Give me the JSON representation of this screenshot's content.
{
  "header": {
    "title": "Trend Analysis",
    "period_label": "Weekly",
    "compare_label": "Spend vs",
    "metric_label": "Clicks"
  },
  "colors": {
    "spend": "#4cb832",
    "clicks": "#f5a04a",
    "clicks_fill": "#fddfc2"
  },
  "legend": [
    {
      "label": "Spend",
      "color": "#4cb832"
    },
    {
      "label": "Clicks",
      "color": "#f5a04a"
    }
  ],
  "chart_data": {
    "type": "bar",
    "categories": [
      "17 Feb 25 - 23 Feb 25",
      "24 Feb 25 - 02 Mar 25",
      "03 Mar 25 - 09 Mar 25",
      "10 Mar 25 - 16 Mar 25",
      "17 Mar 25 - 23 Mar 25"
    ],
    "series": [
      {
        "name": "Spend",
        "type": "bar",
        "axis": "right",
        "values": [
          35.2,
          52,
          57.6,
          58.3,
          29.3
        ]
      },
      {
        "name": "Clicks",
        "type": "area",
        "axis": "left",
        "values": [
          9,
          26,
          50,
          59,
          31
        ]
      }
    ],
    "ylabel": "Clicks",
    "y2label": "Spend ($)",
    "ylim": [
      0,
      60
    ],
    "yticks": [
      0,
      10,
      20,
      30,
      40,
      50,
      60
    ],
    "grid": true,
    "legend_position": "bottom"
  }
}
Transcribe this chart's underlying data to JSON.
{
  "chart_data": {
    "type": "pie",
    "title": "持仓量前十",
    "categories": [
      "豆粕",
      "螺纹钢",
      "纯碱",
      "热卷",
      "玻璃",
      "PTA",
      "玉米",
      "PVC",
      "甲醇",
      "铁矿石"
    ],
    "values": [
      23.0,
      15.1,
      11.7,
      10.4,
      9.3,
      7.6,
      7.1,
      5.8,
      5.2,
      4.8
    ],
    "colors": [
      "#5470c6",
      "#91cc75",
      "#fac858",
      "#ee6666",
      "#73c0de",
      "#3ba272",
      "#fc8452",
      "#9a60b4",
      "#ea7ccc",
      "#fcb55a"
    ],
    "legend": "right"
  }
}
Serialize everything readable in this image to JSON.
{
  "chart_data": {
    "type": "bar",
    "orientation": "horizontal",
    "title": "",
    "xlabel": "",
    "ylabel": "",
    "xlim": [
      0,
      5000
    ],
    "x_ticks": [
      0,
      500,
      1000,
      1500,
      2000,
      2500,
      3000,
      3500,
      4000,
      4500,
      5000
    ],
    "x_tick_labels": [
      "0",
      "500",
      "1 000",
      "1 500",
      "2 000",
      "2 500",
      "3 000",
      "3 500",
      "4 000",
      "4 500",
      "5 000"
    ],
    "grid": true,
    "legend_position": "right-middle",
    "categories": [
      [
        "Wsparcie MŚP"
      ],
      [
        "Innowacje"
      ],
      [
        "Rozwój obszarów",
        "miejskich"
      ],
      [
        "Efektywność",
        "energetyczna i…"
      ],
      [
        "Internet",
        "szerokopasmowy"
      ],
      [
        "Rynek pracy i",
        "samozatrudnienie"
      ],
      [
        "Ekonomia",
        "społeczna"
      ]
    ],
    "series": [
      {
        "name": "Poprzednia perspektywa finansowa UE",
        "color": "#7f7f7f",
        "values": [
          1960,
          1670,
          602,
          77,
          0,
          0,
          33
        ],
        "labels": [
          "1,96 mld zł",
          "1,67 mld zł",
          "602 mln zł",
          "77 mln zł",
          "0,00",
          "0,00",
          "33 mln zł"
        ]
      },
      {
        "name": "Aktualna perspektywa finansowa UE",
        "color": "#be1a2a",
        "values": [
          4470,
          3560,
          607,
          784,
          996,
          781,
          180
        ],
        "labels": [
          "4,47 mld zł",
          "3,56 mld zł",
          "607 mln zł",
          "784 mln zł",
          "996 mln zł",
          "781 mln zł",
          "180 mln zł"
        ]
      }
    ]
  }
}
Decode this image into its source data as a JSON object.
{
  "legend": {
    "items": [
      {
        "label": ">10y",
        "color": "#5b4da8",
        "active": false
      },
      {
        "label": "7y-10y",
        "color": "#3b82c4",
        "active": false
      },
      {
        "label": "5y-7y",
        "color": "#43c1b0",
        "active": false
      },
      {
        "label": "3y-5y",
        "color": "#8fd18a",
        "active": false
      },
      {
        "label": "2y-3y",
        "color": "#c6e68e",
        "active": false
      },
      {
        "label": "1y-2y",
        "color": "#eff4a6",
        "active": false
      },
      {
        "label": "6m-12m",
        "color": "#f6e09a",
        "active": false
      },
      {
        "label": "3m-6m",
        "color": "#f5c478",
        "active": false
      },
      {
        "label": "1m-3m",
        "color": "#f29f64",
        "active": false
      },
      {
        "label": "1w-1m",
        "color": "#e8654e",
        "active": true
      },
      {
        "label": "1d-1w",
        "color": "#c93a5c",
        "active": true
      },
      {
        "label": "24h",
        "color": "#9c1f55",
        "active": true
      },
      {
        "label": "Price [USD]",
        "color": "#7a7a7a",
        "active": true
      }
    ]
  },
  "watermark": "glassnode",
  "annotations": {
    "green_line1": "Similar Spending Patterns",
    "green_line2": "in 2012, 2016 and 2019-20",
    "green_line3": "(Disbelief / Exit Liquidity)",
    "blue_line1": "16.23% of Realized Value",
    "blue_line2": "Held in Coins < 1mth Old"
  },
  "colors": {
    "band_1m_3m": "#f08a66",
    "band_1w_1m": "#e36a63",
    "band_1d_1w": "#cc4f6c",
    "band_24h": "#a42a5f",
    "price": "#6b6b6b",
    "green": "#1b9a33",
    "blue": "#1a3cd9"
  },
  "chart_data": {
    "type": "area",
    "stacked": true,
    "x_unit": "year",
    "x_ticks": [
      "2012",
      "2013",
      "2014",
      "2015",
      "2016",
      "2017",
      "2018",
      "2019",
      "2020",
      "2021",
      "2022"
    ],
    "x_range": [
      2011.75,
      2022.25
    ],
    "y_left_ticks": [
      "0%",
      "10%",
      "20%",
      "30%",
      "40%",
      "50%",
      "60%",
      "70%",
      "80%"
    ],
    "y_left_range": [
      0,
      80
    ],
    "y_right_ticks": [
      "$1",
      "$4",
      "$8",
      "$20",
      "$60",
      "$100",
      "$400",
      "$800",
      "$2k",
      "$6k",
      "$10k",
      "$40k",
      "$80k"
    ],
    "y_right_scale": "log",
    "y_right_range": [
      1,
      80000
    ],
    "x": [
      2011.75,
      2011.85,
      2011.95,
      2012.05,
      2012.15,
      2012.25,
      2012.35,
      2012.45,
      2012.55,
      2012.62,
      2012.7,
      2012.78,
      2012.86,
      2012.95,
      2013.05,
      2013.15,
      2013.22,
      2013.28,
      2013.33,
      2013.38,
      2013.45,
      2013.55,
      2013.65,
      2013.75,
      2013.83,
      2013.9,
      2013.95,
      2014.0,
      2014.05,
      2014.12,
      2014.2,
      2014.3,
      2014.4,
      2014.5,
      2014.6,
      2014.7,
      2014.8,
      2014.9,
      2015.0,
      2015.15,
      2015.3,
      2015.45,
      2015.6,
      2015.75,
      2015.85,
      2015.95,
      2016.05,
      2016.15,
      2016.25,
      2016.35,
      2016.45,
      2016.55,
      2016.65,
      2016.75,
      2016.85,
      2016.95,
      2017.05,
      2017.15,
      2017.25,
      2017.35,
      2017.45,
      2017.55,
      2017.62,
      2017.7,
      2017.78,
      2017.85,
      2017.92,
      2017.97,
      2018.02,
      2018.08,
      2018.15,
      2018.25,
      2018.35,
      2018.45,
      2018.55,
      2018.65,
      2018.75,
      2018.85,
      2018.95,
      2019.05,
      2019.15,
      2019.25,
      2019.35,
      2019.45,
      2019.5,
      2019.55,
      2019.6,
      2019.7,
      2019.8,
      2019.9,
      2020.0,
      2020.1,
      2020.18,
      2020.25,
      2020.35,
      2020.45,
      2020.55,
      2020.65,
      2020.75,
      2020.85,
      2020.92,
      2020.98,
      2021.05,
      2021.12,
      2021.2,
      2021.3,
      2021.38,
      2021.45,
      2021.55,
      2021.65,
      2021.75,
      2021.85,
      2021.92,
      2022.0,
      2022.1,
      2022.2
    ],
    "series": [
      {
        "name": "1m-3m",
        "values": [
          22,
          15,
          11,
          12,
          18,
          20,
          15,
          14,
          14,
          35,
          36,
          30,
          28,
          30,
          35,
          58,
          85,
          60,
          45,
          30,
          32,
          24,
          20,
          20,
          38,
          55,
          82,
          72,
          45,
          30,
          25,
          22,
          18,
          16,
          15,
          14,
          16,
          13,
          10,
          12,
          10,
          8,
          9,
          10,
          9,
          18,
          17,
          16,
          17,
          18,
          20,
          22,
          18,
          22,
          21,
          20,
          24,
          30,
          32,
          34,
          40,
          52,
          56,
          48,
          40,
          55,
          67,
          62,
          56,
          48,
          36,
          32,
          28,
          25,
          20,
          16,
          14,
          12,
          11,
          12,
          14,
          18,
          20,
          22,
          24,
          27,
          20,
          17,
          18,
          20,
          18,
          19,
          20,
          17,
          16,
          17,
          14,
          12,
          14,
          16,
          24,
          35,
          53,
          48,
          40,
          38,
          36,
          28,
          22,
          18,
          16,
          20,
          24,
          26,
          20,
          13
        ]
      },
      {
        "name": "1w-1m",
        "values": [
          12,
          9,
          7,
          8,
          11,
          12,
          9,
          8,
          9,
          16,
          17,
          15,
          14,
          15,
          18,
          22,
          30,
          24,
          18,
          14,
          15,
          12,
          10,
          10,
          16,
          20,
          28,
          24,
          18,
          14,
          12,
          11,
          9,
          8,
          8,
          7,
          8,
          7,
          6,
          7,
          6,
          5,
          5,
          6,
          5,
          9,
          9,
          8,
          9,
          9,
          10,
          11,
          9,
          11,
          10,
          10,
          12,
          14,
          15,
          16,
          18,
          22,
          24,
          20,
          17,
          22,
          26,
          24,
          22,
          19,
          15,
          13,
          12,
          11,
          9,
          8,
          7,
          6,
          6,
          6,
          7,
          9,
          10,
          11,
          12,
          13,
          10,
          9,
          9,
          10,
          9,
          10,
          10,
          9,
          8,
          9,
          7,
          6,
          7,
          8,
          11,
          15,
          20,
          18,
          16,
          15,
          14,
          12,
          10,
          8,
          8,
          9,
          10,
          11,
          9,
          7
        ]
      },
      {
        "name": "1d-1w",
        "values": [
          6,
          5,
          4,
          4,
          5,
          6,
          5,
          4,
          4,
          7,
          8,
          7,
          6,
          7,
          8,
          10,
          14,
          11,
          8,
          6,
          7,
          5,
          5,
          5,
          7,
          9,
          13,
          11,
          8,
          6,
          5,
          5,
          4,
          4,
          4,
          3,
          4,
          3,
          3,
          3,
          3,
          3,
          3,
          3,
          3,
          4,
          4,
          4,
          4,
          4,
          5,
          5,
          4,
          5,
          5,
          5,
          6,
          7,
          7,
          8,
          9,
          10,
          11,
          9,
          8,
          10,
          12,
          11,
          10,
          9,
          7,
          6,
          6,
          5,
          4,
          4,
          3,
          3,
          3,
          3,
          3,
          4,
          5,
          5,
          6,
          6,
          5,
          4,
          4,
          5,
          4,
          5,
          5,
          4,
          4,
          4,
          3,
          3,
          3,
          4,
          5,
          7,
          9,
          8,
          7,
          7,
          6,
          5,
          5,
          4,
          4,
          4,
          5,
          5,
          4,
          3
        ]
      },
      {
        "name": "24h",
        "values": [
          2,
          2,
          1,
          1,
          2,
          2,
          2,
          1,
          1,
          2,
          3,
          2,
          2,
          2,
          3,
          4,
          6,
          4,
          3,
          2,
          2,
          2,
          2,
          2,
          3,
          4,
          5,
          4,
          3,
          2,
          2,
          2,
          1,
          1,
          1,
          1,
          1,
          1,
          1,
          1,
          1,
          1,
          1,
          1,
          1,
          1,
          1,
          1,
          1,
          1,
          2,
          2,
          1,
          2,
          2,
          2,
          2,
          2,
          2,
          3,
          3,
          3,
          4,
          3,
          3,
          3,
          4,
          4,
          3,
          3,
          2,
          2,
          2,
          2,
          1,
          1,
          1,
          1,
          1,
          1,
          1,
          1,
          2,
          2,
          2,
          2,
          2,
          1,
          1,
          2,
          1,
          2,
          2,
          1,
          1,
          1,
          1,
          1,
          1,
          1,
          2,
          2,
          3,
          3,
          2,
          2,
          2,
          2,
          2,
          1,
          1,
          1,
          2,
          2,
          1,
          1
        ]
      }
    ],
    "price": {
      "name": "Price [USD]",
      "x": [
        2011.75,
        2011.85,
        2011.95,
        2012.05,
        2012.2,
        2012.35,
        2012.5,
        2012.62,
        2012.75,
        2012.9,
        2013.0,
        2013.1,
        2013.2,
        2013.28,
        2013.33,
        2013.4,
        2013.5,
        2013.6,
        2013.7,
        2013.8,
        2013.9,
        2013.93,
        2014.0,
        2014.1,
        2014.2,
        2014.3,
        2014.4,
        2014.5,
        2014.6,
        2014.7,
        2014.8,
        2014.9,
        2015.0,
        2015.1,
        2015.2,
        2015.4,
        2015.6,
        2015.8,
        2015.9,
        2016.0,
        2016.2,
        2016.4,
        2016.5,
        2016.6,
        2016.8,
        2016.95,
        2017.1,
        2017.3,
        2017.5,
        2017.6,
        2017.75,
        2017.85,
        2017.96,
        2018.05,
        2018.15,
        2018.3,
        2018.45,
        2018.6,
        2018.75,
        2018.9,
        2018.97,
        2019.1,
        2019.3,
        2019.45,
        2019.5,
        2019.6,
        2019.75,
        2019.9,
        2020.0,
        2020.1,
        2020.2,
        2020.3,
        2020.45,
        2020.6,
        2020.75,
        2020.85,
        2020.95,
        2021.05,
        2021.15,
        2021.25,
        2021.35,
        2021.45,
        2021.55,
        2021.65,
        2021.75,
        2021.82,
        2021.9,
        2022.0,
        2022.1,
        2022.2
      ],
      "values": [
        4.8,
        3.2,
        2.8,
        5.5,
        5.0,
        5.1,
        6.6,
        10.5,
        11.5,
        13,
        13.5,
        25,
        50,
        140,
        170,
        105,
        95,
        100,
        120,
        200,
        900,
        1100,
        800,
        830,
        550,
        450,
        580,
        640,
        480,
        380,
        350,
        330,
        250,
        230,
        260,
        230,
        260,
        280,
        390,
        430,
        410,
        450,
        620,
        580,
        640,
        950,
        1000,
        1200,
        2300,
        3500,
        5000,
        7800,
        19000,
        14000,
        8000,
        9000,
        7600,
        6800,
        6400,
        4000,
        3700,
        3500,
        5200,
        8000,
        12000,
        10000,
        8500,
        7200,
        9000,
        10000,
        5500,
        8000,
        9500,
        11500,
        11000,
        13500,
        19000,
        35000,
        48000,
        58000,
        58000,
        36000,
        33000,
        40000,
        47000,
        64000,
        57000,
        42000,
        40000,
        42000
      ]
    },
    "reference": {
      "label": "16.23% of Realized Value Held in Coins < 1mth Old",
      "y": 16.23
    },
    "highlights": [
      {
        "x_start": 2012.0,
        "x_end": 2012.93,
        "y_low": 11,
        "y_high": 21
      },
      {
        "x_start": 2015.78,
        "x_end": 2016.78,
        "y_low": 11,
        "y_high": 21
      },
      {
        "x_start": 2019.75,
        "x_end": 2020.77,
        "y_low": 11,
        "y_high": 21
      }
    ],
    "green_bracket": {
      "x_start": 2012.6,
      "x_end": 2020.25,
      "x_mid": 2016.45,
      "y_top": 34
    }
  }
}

::::::::::

**WHAT IS REQUIRED:**
Select the lines in this material that hold the word "image", leaving none out.

**THE RESULT:**
Serialize everything readable in this image to JSON.
Decode this image into its source data as a JSON object.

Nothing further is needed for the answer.